* start RAW DATA *
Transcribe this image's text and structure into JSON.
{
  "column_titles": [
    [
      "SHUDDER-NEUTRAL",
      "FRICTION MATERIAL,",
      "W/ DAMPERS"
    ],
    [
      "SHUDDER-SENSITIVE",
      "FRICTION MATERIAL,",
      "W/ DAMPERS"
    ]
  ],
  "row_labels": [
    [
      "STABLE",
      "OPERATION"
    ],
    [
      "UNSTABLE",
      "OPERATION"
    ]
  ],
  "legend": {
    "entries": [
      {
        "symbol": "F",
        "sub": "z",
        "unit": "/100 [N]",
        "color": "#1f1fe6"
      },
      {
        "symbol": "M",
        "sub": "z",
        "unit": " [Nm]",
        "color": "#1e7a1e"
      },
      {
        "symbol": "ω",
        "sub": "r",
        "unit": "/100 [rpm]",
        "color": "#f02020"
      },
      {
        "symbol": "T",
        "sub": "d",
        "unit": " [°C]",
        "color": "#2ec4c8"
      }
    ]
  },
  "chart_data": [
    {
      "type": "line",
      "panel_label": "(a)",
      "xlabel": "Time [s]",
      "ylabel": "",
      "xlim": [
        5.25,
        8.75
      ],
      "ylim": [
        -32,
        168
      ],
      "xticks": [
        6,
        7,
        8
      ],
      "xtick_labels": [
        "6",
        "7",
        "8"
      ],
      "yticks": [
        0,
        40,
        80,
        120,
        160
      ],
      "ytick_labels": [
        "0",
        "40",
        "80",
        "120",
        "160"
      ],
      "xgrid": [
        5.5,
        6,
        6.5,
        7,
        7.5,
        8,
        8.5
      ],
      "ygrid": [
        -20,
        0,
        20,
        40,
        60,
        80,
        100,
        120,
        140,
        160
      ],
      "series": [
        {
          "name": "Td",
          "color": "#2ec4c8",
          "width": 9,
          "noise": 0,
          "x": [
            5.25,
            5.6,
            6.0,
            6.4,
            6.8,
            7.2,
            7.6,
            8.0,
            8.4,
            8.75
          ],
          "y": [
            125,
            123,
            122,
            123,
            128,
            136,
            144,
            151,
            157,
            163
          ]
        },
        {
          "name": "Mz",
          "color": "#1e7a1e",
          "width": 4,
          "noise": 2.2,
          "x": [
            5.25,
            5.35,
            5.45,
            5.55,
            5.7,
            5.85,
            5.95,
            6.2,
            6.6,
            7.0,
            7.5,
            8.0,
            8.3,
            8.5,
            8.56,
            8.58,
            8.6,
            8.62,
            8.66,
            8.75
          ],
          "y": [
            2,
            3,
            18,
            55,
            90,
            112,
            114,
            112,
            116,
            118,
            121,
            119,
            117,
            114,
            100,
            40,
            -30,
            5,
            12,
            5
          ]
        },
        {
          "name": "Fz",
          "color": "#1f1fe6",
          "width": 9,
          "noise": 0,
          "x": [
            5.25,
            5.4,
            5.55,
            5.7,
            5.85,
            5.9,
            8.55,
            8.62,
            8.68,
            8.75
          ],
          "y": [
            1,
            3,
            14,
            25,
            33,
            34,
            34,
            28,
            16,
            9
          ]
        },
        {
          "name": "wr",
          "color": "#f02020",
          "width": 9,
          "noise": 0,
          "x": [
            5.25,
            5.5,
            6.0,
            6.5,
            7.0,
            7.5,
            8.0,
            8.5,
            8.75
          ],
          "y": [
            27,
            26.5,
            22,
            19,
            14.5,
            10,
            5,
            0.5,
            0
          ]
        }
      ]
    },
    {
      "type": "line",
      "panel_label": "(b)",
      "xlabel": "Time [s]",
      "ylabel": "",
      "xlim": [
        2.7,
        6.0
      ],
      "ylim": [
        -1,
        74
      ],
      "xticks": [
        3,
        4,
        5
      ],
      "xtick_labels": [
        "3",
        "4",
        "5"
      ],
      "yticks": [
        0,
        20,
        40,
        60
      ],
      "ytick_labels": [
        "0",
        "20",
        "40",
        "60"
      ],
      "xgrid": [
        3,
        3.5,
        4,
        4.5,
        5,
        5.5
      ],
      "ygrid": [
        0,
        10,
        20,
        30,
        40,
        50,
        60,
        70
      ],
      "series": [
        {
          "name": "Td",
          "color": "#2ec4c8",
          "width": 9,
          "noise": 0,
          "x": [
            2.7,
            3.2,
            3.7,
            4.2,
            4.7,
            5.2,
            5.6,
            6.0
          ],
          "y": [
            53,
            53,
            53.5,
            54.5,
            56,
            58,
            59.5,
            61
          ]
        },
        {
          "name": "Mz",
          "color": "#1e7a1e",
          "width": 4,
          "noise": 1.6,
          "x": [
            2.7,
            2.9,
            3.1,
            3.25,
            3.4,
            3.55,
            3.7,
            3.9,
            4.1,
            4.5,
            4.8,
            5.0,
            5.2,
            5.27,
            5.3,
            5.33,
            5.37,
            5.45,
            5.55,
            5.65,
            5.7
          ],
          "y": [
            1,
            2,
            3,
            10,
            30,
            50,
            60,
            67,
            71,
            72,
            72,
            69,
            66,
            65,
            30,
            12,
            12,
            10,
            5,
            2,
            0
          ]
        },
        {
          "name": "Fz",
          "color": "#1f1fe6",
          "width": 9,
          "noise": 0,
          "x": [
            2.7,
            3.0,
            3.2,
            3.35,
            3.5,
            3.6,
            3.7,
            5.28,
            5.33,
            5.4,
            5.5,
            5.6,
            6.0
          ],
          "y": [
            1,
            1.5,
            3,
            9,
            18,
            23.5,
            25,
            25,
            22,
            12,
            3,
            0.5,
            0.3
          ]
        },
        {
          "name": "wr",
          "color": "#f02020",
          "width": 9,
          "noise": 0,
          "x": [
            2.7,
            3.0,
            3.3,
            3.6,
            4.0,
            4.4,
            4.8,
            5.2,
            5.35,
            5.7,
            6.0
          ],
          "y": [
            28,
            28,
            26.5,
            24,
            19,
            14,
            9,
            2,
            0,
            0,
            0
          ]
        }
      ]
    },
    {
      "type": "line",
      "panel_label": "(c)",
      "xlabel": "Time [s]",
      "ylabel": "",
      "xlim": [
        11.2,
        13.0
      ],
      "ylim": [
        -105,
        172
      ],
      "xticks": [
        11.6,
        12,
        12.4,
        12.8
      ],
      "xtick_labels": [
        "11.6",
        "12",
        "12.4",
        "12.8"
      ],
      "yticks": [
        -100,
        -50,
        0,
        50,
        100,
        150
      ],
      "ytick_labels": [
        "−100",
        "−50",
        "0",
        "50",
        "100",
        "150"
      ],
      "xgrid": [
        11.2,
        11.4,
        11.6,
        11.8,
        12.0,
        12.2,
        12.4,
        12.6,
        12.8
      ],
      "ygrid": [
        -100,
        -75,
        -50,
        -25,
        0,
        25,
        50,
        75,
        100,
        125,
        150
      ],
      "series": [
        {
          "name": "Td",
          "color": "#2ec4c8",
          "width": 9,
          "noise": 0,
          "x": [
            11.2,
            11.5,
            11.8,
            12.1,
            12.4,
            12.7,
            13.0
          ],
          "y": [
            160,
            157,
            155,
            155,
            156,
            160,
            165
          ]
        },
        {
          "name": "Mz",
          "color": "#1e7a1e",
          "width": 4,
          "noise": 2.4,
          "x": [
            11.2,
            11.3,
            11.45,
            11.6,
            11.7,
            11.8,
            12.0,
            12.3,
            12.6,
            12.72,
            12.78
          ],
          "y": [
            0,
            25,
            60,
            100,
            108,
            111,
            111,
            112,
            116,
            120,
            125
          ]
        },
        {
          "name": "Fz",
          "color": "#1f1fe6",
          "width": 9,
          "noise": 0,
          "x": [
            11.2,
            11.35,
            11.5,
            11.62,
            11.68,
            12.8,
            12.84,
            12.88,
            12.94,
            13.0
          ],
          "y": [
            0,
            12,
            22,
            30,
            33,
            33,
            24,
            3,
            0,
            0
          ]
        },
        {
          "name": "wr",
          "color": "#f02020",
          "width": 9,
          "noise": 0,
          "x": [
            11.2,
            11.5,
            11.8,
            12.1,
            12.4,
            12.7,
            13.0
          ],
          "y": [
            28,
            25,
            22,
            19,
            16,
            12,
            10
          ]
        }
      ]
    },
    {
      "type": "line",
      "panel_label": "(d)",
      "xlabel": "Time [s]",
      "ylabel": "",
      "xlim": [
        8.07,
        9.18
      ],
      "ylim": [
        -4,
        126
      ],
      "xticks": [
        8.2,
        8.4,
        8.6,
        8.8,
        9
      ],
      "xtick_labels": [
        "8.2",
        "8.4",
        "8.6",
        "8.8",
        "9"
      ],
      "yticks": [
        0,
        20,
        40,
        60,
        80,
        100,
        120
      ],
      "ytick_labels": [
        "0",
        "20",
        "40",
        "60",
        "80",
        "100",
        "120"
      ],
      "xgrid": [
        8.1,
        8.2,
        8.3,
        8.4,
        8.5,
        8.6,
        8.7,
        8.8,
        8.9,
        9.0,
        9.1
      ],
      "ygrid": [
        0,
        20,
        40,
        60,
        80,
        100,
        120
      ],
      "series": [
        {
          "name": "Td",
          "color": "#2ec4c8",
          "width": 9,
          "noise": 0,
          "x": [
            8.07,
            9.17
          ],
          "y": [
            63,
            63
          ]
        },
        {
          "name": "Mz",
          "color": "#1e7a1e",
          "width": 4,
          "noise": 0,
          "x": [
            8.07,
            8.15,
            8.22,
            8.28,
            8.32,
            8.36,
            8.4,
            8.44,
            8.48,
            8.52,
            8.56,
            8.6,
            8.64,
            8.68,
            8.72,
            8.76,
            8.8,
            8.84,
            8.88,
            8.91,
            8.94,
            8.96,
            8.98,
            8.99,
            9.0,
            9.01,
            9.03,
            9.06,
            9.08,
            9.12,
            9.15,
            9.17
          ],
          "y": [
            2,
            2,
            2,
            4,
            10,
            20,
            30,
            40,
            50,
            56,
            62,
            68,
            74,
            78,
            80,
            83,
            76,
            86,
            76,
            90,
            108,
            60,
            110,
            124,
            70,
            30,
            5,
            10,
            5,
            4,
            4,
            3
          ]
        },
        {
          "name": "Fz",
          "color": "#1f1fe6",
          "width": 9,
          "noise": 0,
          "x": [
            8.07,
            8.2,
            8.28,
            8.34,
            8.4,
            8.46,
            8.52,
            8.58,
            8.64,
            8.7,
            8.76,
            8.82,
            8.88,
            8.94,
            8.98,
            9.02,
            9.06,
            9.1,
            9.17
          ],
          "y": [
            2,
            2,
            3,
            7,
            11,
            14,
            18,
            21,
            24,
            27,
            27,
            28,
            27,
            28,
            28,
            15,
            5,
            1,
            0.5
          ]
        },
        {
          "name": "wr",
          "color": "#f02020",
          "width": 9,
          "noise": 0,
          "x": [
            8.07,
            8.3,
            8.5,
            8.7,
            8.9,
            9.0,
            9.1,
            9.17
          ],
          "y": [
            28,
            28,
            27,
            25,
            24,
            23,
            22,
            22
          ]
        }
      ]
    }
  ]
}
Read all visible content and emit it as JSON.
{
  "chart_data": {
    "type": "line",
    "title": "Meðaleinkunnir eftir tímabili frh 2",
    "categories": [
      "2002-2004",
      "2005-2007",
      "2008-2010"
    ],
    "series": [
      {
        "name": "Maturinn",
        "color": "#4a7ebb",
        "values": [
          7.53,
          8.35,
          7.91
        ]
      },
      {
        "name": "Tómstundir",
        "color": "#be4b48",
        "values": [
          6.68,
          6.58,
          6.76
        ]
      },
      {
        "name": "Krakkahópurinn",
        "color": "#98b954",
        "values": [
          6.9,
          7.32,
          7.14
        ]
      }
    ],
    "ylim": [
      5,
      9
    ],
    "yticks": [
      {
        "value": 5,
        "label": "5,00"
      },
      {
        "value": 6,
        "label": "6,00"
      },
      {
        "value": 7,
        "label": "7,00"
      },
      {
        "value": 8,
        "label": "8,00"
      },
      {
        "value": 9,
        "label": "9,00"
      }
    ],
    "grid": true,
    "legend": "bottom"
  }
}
* end RAW DATA *
STATED PROBLEM –
Give exactly the lines from the one with "Read all visible content and emit it as JSON." to the end of the entries, nothing before them.

RESULT –
Read all visible content and emit it as JSON.
{
  "chart_data": {
    "type": "line",
    "title": "Meðaleinkunnir eftir tímabili frh 2",
    "categories": [
      "2002-2004",
      "2005-2007",
      "2008-2010"
    ],
    "series": [
      {
        "name": "Maturinn",
        "color": "#4a7ebb",
        "values": [
          7.53,
          8.35,
          7.91
        ]
      },
      {
        "name": "Tómstundir",
        "color": "#be4b48",
        "values": [
          6.68,
          6.58,
          6.76
        ]
      },
      {
        "name": "Krakkahópurinn",
        "color": "#98b954",
        "values": [
          6.9,
          7.32,
          7.14
        ]
      }
    ],
    "ylim": [
      5,
      9
    ],
    "yticks": [
      {
        "value": 5,
        "label": "5,00"
      },
      {
        "value": 6,
        "label": "6,00"
      },
      {
        "value": 7,
        "label": "7,00"
      },
      {
        "value": 8,
        "label": "8,00"
      },
      {
        "value": 9,
        "label": "9,00"
      }
    ],
    "grid": true,
    "legend": "bottom"
  }
}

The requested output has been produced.